::: Data extract :::
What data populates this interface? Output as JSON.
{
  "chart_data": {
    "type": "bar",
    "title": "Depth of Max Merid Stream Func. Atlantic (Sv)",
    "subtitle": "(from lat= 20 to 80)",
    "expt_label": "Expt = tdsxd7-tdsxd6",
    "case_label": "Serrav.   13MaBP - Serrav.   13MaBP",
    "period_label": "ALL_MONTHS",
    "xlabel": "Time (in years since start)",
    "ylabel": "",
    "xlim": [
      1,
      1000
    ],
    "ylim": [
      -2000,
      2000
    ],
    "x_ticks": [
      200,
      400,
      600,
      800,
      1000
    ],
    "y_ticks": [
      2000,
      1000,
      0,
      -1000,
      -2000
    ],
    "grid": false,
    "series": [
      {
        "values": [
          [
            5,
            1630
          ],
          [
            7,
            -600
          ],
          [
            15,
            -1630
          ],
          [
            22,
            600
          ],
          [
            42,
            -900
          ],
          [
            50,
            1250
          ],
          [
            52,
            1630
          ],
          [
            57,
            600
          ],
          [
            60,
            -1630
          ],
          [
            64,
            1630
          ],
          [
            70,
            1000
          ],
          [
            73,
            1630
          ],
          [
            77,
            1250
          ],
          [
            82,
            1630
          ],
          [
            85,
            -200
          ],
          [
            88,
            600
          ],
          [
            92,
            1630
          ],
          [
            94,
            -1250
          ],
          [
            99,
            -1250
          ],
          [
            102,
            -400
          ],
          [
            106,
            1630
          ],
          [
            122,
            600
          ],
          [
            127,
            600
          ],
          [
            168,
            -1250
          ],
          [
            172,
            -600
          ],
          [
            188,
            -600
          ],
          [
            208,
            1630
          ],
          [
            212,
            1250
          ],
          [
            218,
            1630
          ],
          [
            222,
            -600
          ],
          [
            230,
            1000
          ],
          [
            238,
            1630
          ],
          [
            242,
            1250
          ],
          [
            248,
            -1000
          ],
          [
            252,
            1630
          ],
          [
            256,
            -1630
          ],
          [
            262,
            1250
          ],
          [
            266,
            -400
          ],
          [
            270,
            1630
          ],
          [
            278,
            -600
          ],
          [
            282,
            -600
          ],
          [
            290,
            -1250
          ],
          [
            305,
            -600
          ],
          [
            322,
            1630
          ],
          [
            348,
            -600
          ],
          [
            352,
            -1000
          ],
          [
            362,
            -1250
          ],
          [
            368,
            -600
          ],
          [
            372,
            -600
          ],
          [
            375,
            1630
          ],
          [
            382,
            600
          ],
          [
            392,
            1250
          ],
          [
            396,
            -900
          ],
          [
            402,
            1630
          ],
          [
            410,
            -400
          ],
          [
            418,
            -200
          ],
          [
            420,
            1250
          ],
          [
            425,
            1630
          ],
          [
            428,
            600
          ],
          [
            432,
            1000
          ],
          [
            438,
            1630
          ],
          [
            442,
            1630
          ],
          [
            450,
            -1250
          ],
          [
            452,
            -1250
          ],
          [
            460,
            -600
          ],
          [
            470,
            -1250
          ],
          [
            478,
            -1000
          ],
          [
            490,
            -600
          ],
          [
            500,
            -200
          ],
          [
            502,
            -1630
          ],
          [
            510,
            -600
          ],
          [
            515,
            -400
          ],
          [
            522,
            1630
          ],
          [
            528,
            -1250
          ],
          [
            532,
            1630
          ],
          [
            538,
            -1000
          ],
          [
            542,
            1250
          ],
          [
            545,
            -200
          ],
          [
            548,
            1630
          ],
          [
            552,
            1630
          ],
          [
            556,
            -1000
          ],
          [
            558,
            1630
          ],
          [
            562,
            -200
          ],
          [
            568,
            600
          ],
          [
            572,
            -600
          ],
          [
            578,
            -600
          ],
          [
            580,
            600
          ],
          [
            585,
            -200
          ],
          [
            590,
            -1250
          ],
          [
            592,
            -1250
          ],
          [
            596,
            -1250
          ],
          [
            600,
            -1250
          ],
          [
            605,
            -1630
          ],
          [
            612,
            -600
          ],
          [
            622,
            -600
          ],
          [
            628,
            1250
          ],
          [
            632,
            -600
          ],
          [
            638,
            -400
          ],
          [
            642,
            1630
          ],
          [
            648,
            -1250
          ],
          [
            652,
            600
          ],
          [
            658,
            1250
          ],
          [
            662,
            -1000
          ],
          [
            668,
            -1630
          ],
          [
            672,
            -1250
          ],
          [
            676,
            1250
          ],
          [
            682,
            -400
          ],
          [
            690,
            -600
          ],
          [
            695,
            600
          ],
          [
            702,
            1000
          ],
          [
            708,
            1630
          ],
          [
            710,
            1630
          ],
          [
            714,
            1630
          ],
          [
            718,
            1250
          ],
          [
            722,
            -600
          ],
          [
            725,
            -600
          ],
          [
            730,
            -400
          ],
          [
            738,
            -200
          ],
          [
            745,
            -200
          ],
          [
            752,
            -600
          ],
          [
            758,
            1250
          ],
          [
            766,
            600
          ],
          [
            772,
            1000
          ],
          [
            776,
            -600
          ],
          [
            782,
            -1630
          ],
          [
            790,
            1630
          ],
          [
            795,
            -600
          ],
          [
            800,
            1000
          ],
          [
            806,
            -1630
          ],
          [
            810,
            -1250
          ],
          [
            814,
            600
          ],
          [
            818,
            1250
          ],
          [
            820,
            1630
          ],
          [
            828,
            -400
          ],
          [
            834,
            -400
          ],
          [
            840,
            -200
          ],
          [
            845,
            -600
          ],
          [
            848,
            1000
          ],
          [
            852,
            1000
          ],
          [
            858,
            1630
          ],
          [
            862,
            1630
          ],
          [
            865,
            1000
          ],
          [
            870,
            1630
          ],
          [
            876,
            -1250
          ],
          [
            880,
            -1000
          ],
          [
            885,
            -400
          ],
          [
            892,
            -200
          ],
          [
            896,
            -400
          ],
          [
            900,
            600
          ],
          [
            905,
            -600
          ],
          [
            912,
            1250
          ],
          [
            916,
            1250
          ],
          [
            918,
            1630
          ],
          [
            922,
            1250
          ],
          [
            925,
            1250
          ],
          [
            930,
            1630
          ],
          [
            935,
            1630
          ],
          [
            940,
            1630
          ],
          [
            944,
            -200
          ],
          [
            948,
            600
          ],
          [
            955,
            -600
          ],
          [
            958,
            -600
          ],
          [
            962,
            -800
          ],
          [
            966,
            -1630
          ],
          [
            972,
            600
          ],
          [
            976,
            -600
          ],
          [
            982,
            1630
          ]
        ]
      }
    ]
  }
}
:::
Your goal –
Return every record above exactly as it appears.

Result of this task –
What data populates this interface? Output as JSON.
{
  "chart_data": {
    "type": "bar",
    "title": "Depth of Max Merid Stream Func. Atlantic (Sv)",
    "subtitle": "(from lat= 20 to 80)",
    "expt_label": "Expt = tdsxd7-tdsxd6",
    "case_label": "Serrav.   13MaBP - Serrav.   13MaBP",
    "period_label": "ALL_MONTHS",
    "xlabel": "Time (in years since start)",
    "ylabel": "",
    "xlim": [
      1,
      1000
    ],
    "ylim": [
      -2000,
      2000
    ],
    "x_ticks": [
      200,
      400,
      600,
      800,
      1000
    ],
    "y_ticks": [
      2000,
      1000,
      0,
      -1000,
      -2000
    ],
    "grid": false,
    "series": [
      {
        "values": [
          [
            5,
            1630
          ],
          [
            7,
            -600
          ],
          [
            15,
            -1630
          ],
          [
            22,
            600
          ],
          [
            42,
            -900
          ],
          [
            50,
            1250
          ],
          [
            52,
            1630
          ],
          [
            57,
            600
          ],
          [
            60,
            -1630
          ],
          [
            64,
            1630
          ],
          [
            70,
            1000
          ],
          [
            73,
            1630
          ],
          [
            77,
            1250
          ],
          [
            82,
            1630
          ],
          [
            85,
            -200
          ],
          [
            88,
            600
          ],
          [
            92,
            1630
          ],
          [
            94,
            -1250
          ],
          [
            99,
            -1250
          ],
          [
            102,
            -400
          ],
          [
            106,
            1630
          ],
          [
            122,
            600
          ],
          [
            127,
            600
          ],
          [
            168,
            -1250
          ],
          [
            172,
            -600
          ],
          [
            188,
            -600
          ],
          [
            208,
            1630
          ],
          [
            212,
            1250
          ],
          [
            218,
            1630
          ],
          [
            222,
            -600
          ],
          [
            230,
            1000
          ],
          [
            238,
            1630
          ],
          [
            242,
            1250
          ],
          [
            248,
            -1000
          ],
          [
            252,
            1630
          ],
          [
            256,
            -1630
          ],
          [
            262,
            1250
          ],
          [
            266,
            -400
          ],
          [
            270,
            1630
          ],
          [
            278,
            -600
          ],
          [
            282,
            -600
          ],
          [
            290,
            -1250
          ],
          [
            305,
            -600
          ],
          [
            322,
            1630
          ],
          [
            348,
            -600
          ],
          [
            352,
            -1000
          ],
          [
            362,
            -1250
          ],
          [
            368,
            -600
          ],
          [
            372,
            -600
          ],
          [
            375,
            1630
          ],
          [
            382,
            600
          ],
          [
            392,
            1250
          ],
          [
            396,
            -900
          ],
          [
            402,
            1630
          ],
          [
            410,
            -400
          ],
          [
            418,
            -200
          ],
          [
            420,
            1250
          ],
          [
            425,
            1630
          ],
          [
            428,
            600
          ],
          [
            432,
            1000
          ],
          [
            438,
            1630
          ],
          [
            442,
            1630
          ],
          [
            450,
            -1250
          ],
          [
            452,
            -1250
          ],
          [
            460,
            -600
          ],
          [
            470,
            -1250
          ],
          [
            478,
            -1000
          ],
          [
            490,
            -600
          ],
          [
            500,
            -200
          ],
          [
            502,
            -1630
          ],
          [
            510,
            -600
          ],
          [
            515,
            -400
          ],
          [
            522,
            1630
          ],
          [
            528,
            -1250
          ],
          [
            532,
            1630
          ],
          [
            538,
            -1000
          ],
          [
            542,
            1250
          ],
          [
            545,
            -200
          ],
          [
            548,
            1630
          ],
          [
            552,
            1630
          ],
          [
            556,
            -1000
          ],
          [
            558,
            1630
          ],
          [
            562,
            -200
          ],
          [
            568,
            600
          ],
          [
            572,
            -600
          ],
          [
            578,
            -600
          ],
          [
            580,
            600
          ],
          [
            585,
            -200
          ],
          [
            590,
            -1250
          ],
          [
            592,
            -1250
          ],
          [
            596,
            -1250
          ],
          [
            600,
            -1250
          ],
          [
            605,
            -1630
          ],
          [
            612,
            -600
          ],
          [
            622,
            -600
          ],
          [
            628,
            1250
          ],
          [
            632,
            -600
          ],
          [
            638,
            -400
          ],
          [
            642,
            1630
          ],
          [
            648,
            -1250
          ],
          [
            652,
            600
          ],
          [
            658,
            1250
          ],
          [
            662,
            -1000
          ],
          [
            668,
            -1630
          ],
          [
            672,
            -1250
          ],
          [
            676,
            1250
          ],
          [
            682,
            -400
          ],
          [
            690,
            -600
          ],
          [
            695,
            600
          ],
          [
            702,
            1000
          ],
          [
            708,
            1630
          ],
          [
            710,
            1630
          ],
          [
            714,
            1630
          ],
          [
            718,
            1250
          ],
          [
            722,
            -600
          ],
          [
            725,
            -600
          ],
          [
            730,
            -400
          ],
          [
            738,
            -200
          ],
          [
            745,
            -200
          ],
          [
            752,
            -600
          ],
          [
            758,
            1250
          ],
          [
            766,
            600
          ],
          [
            772,
            1000
          ],
          [
            776,
            -600
          ],
          [
            782,
            -1630
          ],
          [
            790,
            1630
          ],
          [
            795,
            -600
          ],
          [
            800,
            1000
          ],
          [
            806,
            -1630
          ],
          [
            810,
            -1250
          ],
          [
            814,
            600
          ],
          [
            818,
            1250
          ],
          [
            820,
            1630
          ],
          [
            828,
            -400
          ],
          [
            834,
            -400
          ],
          [
            840,
            -200
          ],
          [
            845,
            -600
          ],
          [
            848,
            1000
          ],
          [
            852,
            1000
          ],
          [
            858,
            1630
          ],
          [
            862,
            1630
          ],
          [
            865,
            1000
          ],
          [
            870,
            1630
          ],
          [
            876,
            -1250
          ],
          [
            880,
            -1000
          ],
          [
            885,
            -400
          ],
          [
            892,
            -200
          ],
          [
            896,
            -400
          ],
          [
            900,
            600
          ],
          [
            905,
            -600
          ],
          [
            912,
            1250
          ],
          [
            916,
            1250
          ],
          [
            918,
            1630
          ],
          [
            922,
            1250
          ],
          [
            925,
            1250
          ],
          [
            930,
            1630
          ],
          [
            935,
            1630
          ],
          [
            940,
            1630
          ],
          [
            944,
            -200
          ],
          [
            948,
            600
          ],
          [
            955,
            -600
          ],
          [
            958,
            -600
          ],
          [
            962,
            -800
          ],
          [
            966,
            -1630
          ],
          [
            972,
            600
          ],
          [
            976,
            -600
          ],
          [
            982,
            1630
          ]
        ]
      }
    ]
  }
}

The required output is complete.